Set task: Extract the full set of records that follows, word for word.

Material to process:

===

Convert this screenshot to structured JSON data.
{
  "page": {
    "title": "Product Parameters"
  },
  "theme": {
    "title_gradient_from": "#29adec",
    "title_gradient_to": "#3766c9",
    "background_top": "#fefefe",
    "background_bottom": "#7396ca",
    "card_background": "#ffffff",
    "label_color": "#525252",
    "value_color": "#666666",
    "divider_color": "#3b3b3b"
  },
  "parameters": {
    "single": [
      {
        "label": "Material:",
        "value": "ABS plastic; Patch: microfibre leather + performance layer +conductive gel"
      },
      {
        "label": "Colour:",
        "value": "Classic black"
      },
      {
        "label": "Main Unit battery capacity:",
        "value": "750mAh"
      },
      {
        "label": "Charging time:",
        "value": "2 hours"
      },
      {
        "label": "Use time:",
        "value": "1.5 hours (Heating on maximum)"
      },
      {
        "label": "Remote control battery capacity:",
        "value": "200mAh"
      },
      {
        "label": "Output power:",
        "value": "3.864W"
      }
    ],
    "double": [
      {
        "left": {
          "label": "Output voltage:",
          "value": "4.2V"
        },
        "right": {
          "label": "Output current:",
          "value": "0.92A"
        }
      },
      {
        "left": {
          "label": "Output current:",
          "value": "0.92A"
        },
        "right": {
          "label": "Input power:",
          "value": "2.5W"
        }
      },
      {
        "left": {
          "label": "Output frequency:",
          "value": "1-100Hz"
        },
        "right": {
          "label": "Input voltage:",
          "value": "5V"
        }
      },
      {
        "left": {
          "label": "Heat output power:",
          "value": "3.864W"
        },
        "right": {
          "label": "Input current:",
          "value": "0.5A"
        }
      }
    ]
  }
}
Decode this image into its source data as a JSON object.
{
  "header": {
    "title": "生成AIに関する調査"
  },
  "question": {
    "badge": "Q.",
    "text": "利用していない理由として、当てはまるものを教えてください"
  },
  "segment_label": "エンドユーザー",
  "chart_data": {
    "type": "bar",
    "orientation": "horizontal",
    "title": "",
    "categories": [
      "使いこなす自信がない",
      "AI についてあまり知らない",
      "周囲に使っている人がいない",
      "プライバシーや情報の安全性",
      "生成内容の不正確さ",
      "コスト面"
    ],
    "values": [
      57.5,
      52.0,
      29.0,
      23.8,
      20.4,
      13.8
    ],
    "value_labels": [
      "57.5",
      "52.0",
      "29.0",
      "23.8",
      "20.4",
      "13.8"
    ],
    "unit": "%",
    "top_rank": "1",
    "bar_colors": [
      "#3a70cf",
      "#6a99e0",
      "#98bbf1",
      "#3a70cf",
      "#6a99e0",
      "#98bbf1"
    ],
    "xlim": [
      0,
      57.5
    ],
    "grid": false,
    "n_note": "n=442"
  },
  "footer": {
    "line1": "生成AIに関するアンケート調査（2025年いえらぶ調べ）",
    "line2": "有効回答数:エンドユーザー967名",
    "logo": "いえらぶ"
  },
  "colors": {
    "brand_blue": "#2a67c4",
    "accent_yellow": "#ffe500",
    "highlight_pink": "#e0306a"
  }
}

===

Solution to the exercise:
Convert this screenshot to structured JSON data.
{
  "page": {
    "title": "Product Parameters"
  },
  "theme": {
    "title_gradient_from": "#29adec",
    "title_gradient_to": "#3766c9",
    "background_top": "#fefefe",
    "background_bottom": "#7396ca",
    "card_background": "#ffffff",
    "label_color": "#525252",
    "value_color": "#666666",
    "divider_color": "#3b3b3b"
  },
  "parameters": {
    "single": [
      {
        "label": "Material:",
        "value": "ABS plastic; Patch: microfibre leather + performance layer +conductive gel"
      },
      {
        "label": "Colour:",
        "value": "Classic black"
      },
      {
        "label": "Main Unit battery capacity:",
        "value": "750mAh"
      },
      {
        "label": "Charging time:",
        "value": "2 hours"
      },
      {
        "label": "Use time:",
        "value": "1.5 hours (Heating on maximum)"
      },
      {
        "label": "Remote control battery capacity:",
        "value": "200mAh"
      },
      {
        "label": "Output power:",
        "value": "3.864W"
      }
    ],
    "double": [
      {
        "left": {
          "label": "Output voltage:",
          "value": "4.2V"
        },
        "right": {
          "label": "Output current:",
          "value": "0.92A"
        }
      },
      {
        "left": {
          "label": "Output current:",
          "value": "0.92A"
        },
        "right": {
          "label": "Input power:",
          "value": "2.5W"
        }
      },
      {
        "left": {
          "label": "Output frequency:",
          "value": "1-100Hz"
        },
        "right": {
          "label": "Input voltage:",
          "value": "5V"
        }
      },
      {
        "left": {
          "label": "Heat output power:",
          "value": "3.864W"
        },
        "right": {
          "label": "Input current:",
          "value": "0.5A"
        }
      }
    ]
  }
}
Decode this image into its source data as a JSON object.
{
  "header": {
    "title": "生成AIに関する調査"
  },
  "question": {
    "badge": "Q.",
    "text": "利用していない理由として、当てはまるものを教えてください"
  },
  "segment_label": "エンドユーザー",
  "chart_data": {
    "type": "bar",
    "orientation": "horizontal",
    "title": "",
    "categories": [
      "使いこなす自信がない",
      "AI についてあまり知らない",
      "周囲に使っている人がいない",
      "プライバシーや情報の安全性",
      "生成内容の不正確さ",
      "コスト面"
    ],
    "values": [
      57.5,
      52.0,
      29.0,
      23.8,
      20.4,
      13.8
    ],
    "value_labels": [
      "57.5",
      "52.0",
      "29.0",
      "23.8",
      "20.4",
      "13.8"
    ],
    "unit": "%",
    "top_rank": "1",
    "bar_colors": [
      "#3a70cf",
      "#6a99e0",
      "#98bbf1",
      "#3a70cf",
      "#6a99e0",
      "#98bbf1"
    ],
    "xlim": [
      0,
      57.5
    ],
    "grid": false,
    "n_note": "n=442"
  },
  "footer": {
    "line1": "生成AIに関するアンケート調査（2025年いえらぶ調べ）",
    "line2": "有効回答数:エンドユーザー967名",
    "logo": "いえらぶ"
  },
  "colors": {
    "brand_blue": "#2a67c4",
    "accent_yellow": "#ffe500",
    "highlight_pink": "#e0306a"
  }
}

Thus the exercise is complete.